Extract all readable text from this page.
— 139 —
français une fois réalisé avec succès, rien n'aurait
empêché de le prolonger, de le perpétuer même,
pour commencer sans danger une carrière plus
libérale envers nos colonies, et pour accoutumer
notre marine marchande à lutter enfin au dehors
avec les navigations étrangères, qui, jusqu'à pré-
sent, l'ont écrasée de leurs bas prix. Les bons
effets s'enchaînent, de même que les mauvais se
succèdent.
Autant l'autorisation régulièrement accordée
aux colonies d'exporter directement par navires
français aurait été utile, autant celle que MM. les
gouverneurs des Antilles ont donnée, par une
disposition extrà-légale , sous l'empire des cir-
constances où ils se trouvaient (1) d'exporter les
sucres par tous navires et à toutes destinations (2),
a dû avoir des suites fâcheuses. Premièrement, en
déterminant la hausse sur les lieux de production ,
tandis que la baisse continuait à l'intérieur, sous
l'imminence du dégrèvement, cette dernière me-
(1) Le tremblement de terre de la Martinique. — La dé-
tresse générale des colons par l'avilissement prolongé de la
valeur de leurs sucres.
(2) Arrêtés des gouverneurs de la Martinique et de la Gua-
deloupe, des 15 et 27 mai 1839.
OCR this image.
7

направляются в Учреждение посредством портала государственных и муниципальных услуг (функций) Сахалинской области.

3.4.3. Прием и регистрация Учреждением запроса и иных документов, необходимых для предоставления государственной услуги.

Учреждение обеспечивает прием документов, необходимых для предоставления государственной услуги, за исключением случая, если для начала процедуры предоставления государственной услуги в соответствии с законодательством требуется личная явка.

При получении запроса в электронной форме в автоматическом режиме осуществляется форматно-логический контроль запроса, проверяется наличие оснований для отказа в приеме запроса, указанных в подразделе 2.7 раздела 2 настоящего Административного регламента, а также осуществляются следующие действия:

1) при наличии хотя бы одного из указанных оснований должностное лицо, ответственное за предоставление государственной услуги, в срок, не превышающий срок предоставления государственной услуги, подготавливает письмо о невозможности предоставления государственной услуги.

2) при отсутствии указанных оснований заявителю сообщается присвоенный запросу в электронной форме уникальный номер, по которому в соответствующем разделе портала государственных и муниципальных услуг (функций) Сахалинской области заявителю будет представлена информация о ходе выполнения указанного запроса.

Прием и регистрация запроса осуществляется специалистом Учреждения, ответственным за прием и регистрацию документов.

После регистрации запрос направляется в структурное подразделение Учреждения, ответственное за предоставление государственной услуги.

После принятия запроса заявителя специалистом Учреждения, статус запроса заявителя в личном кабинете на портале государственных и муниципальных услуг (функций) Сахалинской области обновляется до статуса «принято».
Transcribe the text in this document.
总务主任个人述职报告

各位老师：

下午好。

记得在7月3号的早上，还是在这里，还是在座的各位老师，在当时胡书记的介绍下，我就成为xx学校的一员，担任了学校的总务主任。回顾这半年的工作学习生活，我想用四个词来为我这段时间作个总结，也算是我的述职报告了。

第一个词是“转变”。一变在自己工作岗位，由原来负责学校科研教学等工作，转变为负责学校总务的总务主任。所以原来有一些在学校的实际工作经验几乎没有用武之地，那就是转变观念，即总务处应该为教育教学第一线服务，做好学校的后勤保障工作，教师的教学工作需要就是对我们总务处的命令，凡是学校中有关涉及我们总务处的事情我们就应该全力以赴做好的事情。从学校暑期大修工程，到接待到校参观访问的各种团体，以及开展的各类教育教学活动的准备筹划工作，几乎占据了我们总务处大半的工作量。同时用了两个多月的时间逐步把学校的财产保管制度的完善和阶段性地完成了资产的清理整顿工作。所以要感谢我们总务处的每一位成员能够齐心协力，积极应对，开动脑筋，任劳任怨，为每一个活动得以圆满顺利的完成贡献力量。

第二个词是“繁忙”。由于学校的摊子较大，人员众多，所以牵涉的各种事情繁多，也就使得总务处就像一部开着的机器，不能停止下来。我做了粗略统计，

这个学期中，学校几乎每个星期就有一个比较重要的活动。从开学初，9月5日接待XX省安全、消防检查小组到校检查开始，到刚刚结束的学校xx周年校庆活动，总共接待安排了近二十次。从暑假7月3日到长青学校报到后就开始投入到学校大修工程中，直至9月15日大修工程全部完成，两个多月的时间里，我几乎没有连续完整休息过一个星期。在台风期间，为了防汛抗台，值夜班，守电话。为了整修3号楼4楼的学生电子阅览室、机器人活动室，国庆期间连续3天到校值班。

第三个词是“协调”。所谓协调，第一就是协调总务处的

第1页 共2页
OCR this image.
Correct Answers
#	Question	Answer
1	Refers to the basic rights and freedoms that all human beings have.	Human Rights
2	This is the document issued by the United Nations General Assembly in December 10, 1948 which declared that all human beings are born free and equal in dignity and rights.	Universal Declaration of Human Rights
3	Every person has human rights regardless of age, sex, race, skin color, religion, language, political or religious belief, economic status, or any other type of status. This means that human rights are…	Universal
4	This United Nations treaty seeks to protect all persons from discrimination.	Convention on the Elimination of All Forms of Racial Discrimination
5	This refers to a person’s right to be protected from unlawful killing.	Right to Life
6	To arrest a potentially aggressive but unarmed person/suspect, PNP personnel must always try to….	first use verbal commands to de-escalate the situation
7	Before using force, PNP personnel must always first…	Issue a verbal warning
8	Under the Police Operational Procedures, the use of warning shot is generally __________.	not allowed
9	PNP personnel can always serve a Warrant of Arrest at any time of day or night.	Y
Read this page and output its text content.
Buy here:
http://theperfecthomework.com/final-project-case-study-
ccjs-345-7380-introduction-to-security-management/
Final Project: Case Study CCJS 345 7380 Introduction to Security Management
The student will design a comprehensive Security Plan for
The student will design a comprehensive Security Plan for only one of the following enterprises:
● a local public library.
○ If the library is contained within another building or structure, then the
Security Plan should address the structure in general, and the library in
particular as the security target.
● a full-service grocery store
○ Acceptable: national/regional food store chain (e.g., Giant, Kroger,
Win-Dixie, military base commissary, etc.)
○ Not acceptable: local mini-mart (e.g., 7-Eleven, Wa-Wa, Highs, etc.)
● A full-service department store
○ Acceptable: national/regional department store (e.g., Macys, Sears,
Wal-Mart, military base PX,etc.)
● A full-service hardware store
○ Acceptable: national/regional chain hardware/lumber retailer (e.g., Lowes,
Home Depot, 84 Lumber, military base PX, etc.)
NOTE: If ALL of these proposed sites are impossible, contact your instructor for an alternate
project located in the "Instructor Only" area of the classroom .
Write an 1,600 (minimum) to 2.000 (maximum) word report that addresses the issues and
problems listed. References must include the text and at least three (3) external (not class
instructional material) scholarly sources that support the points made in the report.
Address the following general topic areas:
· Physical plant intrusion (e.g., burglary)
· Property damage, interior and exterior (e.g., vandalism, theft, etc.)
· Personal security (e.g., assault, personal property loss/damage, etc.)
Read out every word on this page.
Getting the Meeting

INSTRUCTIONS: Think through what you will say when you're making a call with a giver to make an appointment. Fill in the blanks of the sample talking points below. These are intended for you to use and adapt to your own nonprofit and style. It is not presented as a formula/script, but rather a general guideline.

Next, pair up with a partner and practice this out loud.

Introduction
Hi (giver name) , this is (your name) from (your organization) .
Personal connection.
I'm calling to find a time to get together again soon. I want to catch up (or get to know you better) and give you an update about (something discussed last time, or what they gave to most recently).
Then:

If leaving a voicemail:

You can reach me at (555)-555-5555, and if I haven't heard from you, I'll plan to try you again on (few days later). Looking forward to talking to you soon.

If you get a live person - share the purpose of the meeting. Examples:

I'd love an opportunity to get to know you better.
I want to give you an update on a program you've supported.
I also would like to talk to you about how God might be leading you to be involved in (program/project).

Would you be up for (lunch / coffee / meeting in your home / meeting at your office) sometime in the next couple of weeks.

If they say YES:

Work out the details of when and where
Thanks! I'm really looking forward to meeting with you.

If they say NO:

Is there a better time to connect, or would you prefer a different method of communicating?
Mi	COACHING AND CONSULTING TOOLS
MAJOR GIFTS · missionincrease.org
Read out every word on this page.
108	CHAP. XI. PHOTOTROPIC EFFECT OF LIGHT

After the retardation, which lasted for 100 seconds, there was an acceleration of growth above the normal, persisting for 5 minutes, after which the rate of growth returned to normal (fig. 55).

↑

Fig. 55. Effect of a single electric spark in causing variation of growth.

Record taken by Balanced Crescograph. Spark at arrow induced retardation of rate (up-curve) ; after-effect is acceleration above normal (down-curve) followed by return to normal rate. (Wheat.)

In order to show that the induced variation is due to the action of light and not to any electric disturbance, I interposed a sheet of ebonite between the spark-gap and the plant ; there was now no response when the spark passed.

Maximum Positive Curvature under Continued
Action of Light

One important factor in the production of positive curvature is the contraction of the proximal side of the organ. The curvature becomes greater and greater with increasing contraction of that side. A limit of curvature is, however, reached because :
########################################
- **REQUIREMENTS**:
Identify the lines above with the word "hardware". Copy them.

- **TASK RESPONSE**:
● A full-service hardware store
○ Acceptable: national/regional chain hardware/lumber retailer (e.g., Lowes,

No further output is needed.